**Short task:**
Collect all lines from the records below that include the word "JSON".

** Start of Supplied data **

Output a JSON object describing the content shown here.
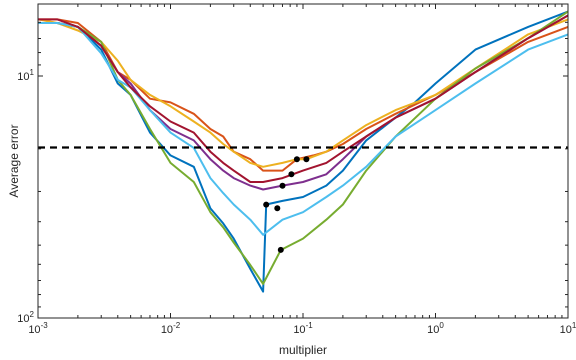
{
  "chart_data": {
    "type": "line",
    "title": "",
    "xlabel": "multiplier",
    "ylabel": "Average error",
    "xscale": "log",
    "yscale": "log",
    "xlim": [
      0.001,
      10
    ],
    "xlim_label": "10^-3 to 10^1",
    "ylim_note": "y axis from 10^2 (bottom) to about 10^1 (upper part)",
    "x_ticks": [
      {
        "base": "10",
        "exp": "-3",
        "value": 0.001
      },
      {
        "base": "10",
        "exp": "-2",
        "value": 0.01
      },
      {
        "base": "10",
        "exp": "-1",
        "value": 0.1
      },
      {
        "base": "10",
        "exp": "0",
        "value": 1
      },
      {
        "base": "10",
        "exp": "1",
        "value": 10
      }
    ],
    "y_ticks": [
      {
        "base": "10",
        "exp": "1",
        "level": 0.0
      },
      {
        "base": "10",
        "exp": "2",
        "level": 1.0
      }
    ],
    "reference_line": {
      "style": "dashed",
      "color": "#000000",
      "level": 0.2955
    },
    "colors": [
      "#0072BD",
      "#D95319",
      "#EDB120",
      "#7E2F8E",
      "#77AC30",
      "#4DBEEE",
      "#A2142F"
    ],
    "series": [
      {
        "color": "#0072BD",
        "minimum": [
          0.0528,
          0.5312
        ],
        "points": [
          [
            0.001,
            -0.219
          ],
          [
            0.0014,
            -0.219
          ],
          [
            0.002,
            -0.203
          ],
          [
            0.003,
            -0.109
          ],
          [
            0.004,
            0.031
          ],
          [
            0.005,
            0.078
          ],
          [
            0.007,
            0.234
          ],
          [
            0.01,
            0.328
          ],
          [
            0.015,
            0.375
          ],
          [
            0.02,
            0.547
          ],
          [
            0.025,
            0.609
          ],
          [
            0.03,
            0.672
          ],
          [
            0.04,
            0.797
          ],
          [
            0.05,
            0.891
          ],
          [
            0.0528,
            0.531
          ],
          [
            0.07,
            0.516
          ],
          [
            0.1,
            0.5
          ],
          [
            0.15,
            0.453
          ],
          [
            0.2,
            0.391
          ],
          [
            0.3,
            0.266
          ],
          [
            0.5,
            0.172
          ],
          [
            0.7,
            0.109
          ],
          [
            1,
            0.031
          ],
          [
            2,
            -0.109
          ],
          [
            5,
            -0.203
          ],
          [
            10,
            -0.266
          ]
        ]
      },
      {
        "color": "#D95319",
        "minimum": [
          0.09,
          0.3438
        ],
        "points": [
          [
            0.001,
            -0.234
          ],
          [
            0.0014,
            -0.234
          ],
          [
            0.002,
            -0.219
          ],
          [
            0.003,
            -0.141
          ],
          [
            0.004,
            -0.016
          ],
          [
            0.005,
            0.016
          ],
          [
            0.007,
            0.094
          ],
          [
            0.01,
            0.109
          ],
          [
            0.015,
            0.156
          ],
          [
            0.02,
            0.219
          ],
          [
            0.025,
            0.25
          ],
          [
            0.03,
            0.313
          ],
          [
            0.04,
            0.344
          ],
          [
            0.05,
            0.391
          ],
          [
            0.07,
            0.391
          ],
          [
            0.09,
            0.344
          ],
          [
            0.12,
            0.328
          ],
          [
            0.15,
            0.313
          ],
          [
            0.2,
            0.281
          ],
          [
            0.3,
            0.219
          ],
          [
            0.5,
            0.156
          ],
          [
            1,
            0.078
          ],
          [
            2,
            -0.016
          ],
          [
            5,
            -0.141
          ],
          [
            10,
            -0.203
          ]
        ]
      },
      {
        "color": "#EDB120",
        "minimum": [
          0.106,
          0.3438
        ],
        "points": [
          [
            0.001,
            -0.234
          ],
          [
            0.0014,
            -0.219
          ],
          [
            0.002,
            -0.188
          ],
          [
            0.003,
            -0.141
          ],
          [
            0.004,
            -0.063
          ],
          [
            0.005,
            0.016
          ],
          [
            0.007,
            0.078
          ],
          [
            0.01,
            0.125
          ],
          [
            0.015,
            0.188
          ],
          [
            0.02,
            0.234
          ],
          [
            0.025,
            0.281
          ],
          [
            0.03,
            0.313
          ],
          [
            0.04,
            0.359
          ],
          [
            0.05,
            0.375
          ],
          [
            0.07,
            0.359
          ],
          [
            0.09,
            0.344
          ],
          [
            0.106,
            0.344
          ],
          [
            0.15,
            0.313
          ],
          [
            0.2,
            0.266
          ],
          [
            0.3,
            0.203
          ],
          [
            0.5,
            0.141
          ],
          [
            1,
            0.078
          ],
          [
            2,
            -0.031
          ],
          [
            5,
            -0.172
          ],
          [
            10,
            -0.234
          ]
        ]
      },
      {
        "color": "#7E2F8E",
        "minimum": [
          0.07,
          0.4531
        ],
        "points": [
          [
            0.001,
            -0.219
          ],
          [
            0.0014,
            -0.219
          ],
          [
            0.002,
            -0.203
          ],
          [
            0.003,
            -0.125
          ],
          [
            0.004,
            -0.016
          ],
          [
            0.005,
            0.031
          ],
          [
            0.007,
            0.141
          ],
          [
            0.01,
            0.219
          ],
          [
            0.015,
            0.266
          ],
          [
            0.02,
            0.344
          ],
          [
            0.025,
            0.391
          ],
          [
            0.03,
            0.422
          ],
          [
            0.04,
            0.453
          ],
          [
            0.05,
            0.469
          ],
          [
            0.07,
            0.453
          ],
          [
            0.1,
            0.438
          ],
          [
            0.15,
            0.406
          ],
          [
            0.2,
            0.344
          ],
          [
            0.3,
            0.25
          ],
          [
            0.5,
            0.172
          ],
          [
            1,
            0.094
          ],
          [
            2,
            -0.016
          ],
          [
            5,
            -0.156
          ],
          [
            10,
            -0.25
          ]
        ]
      },
      {
        "color": "#77AC30",
        "minimum": [
          0.068,
          0.7188
        ],
        "points": [
          [
            0.001,
            -0.219
          ],
          [
            0.0014,
            -0.219
          ],
          [
            0.002,
            -0.203
          ],
          [
            0.003,
            -0.141
          ],
          [
            0.004,
            0.016
          ],
          [
            0.005,
            0.078
          ],
          [
            0.007,
            0.219
          ],
          [
            0.01,
            0.359
          ],
          [
            0.015,
            0.438
          ],
          [
            0.02,
            0.563
          ],
          [
            0.025,
            0.625
          ],
          [
            0.03,
            0.688
          ],
          [
            0.04,
            0.781
          ],
          [
            0.05,
            0.859
          ],
          [
            0.068,
            0.719
          ],
          [
            0.1,
            0.672
          ],
          [
            0.15,
            0.594
          ],
          [
            0.2,
            0.531
          ],
          [
            0.3,
            0.391
          ],
          [
            0.5,
            0.25
          ],
          [
            1,
            0.094
          ],
          [
            2,
            -0.031
          ],
          [
            5,
            -0.156
          ],
          [
            10,
            -0.266
          ]
        ]
      },
      {
        "color": "#4DBEEE",
        "minimum": [
          0.064,
          0.5469
        ],
        "points": [
          [
            0.001,
            -0.219
          ],
          [
            0.0014,
            -0.219
          ],
          [
            0.002,
            -0.203
          ],
          [
            0.003,
            -0.094
          ],
          [
            0.004,
            0.016
          ],
          [
            0.005,
            0.047
          ],
          [
            0.007,
            0.141
          ],
          [
            0.01,
            0.234
          ],
          [
            0.015,
            0.297
          ],
          [
            0.02,
            0.422
          ],
          [
            0.025,
            0.484
          ],
          [
            0.03,
            0.531
          ],
          [
            0.04,
            0.594
          ],
          [
            0.05,
            0.656
          ],
          [
            0.07,
            0.594
          ],
          [
            0.1,
            0.563
          ],
          [
            0.15,
            0.5
          ],
          [
            0.2,
            0.453
          ],
          [
            0.3,
            0.375
          ],
          [
            0.5,
            0.25
          ],
          [
            1,
            0.141
          ],
          [
            2,
            0.031
          ],
          [
            5,
            -0.109
          ],
          [
            10,
            -0.172
          ]
        ]
      },
      {
        "color": "#A2142F",
        "minimum": [
          0.0818,
          0.4063
        ],
        "points": [
          [
            0.001,
            -0.234
          ],
          [
            0.0014,
            -0.234
          ],
          [
            0.002,
            -0.203
          ],
          [
            0.003,
            -0.125
          ],
          [
            0.004,
            -0.016
          ],
          [
            0.005,
            0.047
          ],
          [
            0.007,
            0.125
          ],
          [
            0.01,
            0.188
          ],
          [
            0.015,
            0.234
          ],
          [
            0.02,
            0.313
          ],
          [
            0.025,
            0.359
          ],
          [
            0.03,
            0.391
          ],
          [
            0.04,
            0.438
          ],
          [
            0.05,
            0.438
          ],
          [
            0.07,
            0.422
          ],
          [
            0.1,
            0.391
          ],
          [
            0.15,
            0.359
          ],
          [
            0.2,
            0.313
          ],
          [
            0.3,
            0.25
          ],
          [
            0.5,
            0.172
          ],
          [
            1,
            0.094
          ],
          [
            2,
            -0.016
          ],
          [
            5,
            -0.156
          ],
          [
            10,
            -0.25
          ]
        ]
      }
    ]
  }
}
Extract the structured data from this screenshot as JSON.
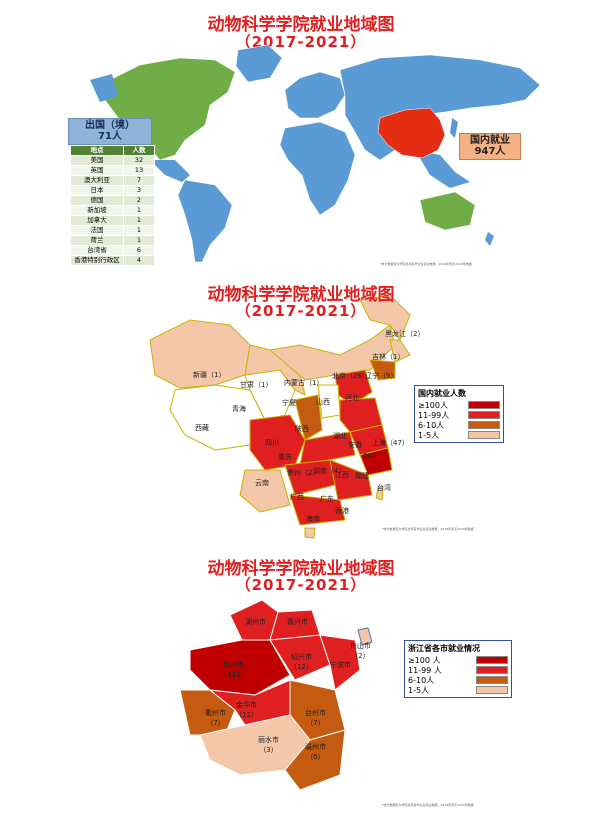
{
  "titles": {
    "world": "动物科学学院就业地域图",
    "world_years": "（2017-2021）",
    "china": "动物科学学院就业地域图",
    "china_years": "（2017-2021）",
    "zhejiang": "动物科学学院就业地域图",
    "zhejiang_years": "（2017-2021）"
  },
  "colors": {
    "ocean": "#ffffff",
    "land_blue": "#5b9bd5",
    "land_green": "#70ad47",
    "china_red": "#e52d14",
    "level_100": "#c00000",
    "level_11_99": "#e02020",
    "level_6_10": "#c55a11",
    "level_1_5": "#f4c7a8",
    "unlisted": "#ffffff",
    "border_yellow": "#c8b400"
  },
  "world": {
    "abroad_label": "出国（境）",
    "abroad_total": "71人",
    "domestic_label": "国内就业",
    "domestic_total": "947人",
    "table_headers": [
      "地点",
      "人数"
    ],
    "table_rows": [
      [
        "美国",
        "32"
      ],
      [
        "英国",
        "13"
      ],
      [
        "澳大利亚",
        "7"
      ],
      [
        "日本",
        "3"
      ],
      [
        "德国",
        "2"
      ],
      [
        "新加坡",
        "1"
      ],
      [
        "加拿大",
        "1"
      ],
      [
        "法国",
        "1"
      ],
      [
        "荷兰",
        "1"
      ],
      [
        "台湾省",
        "6"
      ],
      [
        "香港特别行政区",
        "4"
      ]
    ]
  },
  "china": {
    "legend_title": "国内就业人数",
    "legend": [
      {
        "label": "≥100人",
        "color": "#c00000"
      },
      {
        "label": "11-99人",
        "color": "#e02020"
      },
      {
        "label": "6-10人",
        "color": "#c55a11"
      },
      {
        "label": "1-5人",
        "color": "#f4c7a8"
      }
    ],
    "labels": [
      {
        "text": "黑龙江（2）"
      },
      {
        "text": "吉林（1）"
      },
      {
        "text": "辽宁（9）"
      },
      {
        "text": "北京（26）"
      },
      {
        "text": "新疆（1）"
      },
      {
        "text": "内蒙古（1）"
      },
      {
        "text": "甘肃（1）"
      },
      {
        "text": "青海"
      },
      {
        "text": "宁夏"
      },
      {
        "text": "山西"
      },
      {
        "text": "河北"
      },
      {
        "text": "西藏"
      },
      {
        "text": "陕西"
      },
      {
        "text": "四川"
      },
      {
        "text": "重庆"
      },
      {
        "text": "湖北"
      },
      {
        "text": "安徽"
      },
      {
        "text": "上海（47）"
      },
      {
        "text": "643"
      },
      {
        "text": "福建"
      },
      {
        "text": "江西"
      },
      {
        "text": "湖南（4）"
      },
      {
        "text": "贵州（2）"
      },
      {
        "text": "云南"
      },
      {
        "text": "广西"
      },
      {
        "text": "广东"
      },
      {
        "text": "香港"
      },
      {
        "text": "台湾"
      },
      {
        "text": "海南"
      }
    ]
  },
  "zhejiang": {
    "legend_title": "浙江省各市就业情况",
    "legend": [
      {
        "label": "≥100 人",
        "color": "#c00000"
      },
      {
        "label": "11-99 人",
        "color": "#e02020"
      },
      {
        "label": "6-10人",
        "color": "#c55a11"
      },
      {
        "label": "1-5人",
        "color": "#f4c7a8"
      }
    ],
    "cities": [
      {
        "name": "湖州市"
      },
      {
        "name": "嘉兴市"
      },
      {
        "name": "杭州市",
        "count": "（333）"
      },
      {
        "name": "绍兴市",
        "count": "（12）"
      },
      {
        "name": "舟山市",
        "count": "（2）"
      },
      {
        "name": "宁波市"
      },
      {
        "name": "金华市",
        "count": "（12）"
      },
      {
        "name": "衢州市",
        "count": "（7）"
      },
      {
        "name": "台州市",
        "count": "（7）"
      },
      {
        "name": "丽水市",
        "count": "（3）"
      },
      {
        "name": "温州市",
        "count": "（6）"
      }
    ]
  },
  "notes": {
    "world_note": "*统计数据仅为学院当年度毕业生就业数据，2018年暂无2020年数据",
    "china_note": "*统计数据仅为学院当年度毕业生就业数据，2018年暂无2020年数据",
    "zhejiang_note": "*统计数据仅为学院当年度毕业生就业数据，2018年暂无2020年数据"
  }
}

** End of Supplied data **

**Response for this exercise:**
Output a JSON object describing the content shown here.
Extract the structured data from this screenshot as JSON.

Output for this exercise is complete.